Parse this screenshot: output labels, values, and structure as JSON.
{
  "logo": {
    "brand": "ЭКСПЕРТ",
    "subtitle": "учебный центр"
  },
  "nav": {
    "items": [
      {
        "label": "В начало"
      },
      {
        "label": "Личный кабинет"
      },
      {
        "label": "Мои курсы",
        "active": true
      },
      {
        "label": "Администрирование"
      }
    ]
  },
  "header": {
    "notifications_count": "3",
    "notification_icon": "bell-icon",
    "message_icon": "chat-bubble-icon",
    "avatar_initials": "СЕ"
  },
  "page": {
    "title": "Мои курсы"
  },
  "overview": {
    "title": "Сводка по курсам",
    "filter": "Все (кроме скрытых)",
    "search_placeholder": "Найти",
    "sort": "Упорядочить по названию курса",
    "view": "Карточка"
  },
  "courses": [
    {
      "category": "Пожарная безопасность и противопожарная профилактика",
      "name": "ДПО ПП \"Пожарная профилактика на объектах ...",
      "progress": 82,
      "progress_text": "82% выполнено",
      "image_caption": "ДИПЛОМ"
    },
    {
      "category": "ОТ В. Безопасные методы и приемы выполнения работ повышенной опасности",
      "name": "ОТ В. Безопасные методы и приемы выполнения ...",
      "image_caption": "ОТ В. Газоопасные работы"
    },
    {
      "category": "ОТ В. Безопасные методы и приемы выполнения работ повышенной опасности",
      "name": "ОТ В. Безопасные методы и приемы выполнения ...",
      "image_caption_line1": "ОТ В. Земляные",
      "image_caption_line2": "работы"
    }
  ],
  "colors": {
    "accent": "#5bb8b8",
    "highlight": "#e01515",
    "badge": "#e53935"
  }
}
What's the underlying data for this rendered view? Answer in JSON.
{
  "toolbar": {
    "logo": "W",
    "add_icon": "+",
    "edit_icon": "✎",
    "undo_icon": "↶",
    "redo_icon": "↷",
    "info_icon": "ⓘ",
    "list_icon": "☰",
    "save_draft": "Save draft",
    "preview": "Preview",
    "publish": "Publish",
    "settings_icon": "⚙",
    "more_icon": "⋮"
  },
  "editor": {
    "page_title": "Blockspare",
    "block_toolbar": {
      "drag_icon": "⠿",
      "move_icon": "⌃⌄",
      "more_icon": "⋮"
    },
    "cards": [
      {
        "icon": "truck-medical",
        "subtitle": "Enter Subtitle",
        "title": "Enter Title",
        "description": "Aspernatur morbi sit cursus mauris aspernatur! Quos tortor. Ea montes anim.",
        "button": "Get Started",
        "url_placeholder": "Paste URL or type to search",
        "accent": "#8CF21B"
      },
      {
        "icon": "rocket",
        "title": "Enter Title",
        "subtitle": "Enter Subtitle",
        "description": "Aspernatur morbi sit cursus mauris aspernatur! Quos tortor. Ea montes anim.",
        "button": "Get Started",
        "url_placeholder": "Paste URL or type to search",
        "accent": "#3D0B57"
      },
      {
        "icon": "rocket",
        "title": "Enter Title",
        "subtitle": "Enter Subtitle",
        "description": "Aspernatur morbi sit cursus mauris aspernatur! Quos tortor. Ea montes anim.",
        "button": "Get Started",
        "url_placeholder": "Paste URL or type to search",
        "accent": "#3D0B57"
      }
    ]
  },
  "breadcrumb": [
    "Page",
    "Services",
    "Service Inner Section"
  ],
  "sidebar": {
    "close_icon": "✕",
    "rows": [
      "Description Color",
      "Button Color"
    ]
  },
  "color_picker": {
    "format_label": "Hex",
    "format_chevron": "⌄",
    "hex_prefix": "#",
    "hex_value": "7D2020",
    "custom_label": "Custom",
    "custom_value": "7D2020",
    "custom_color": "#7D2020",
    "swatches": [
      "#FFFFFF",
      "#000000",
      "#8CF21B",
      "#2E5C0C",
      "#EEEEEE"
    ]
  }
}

· · · · · · ·

— Exercise objective —
Pick out all the lines with the word "this" in them and copy them.

— Correct output —
Parse this screenshot: output labels, values, and structure as JSON.
What's the underlying data for this rendered view? Answer in JSON.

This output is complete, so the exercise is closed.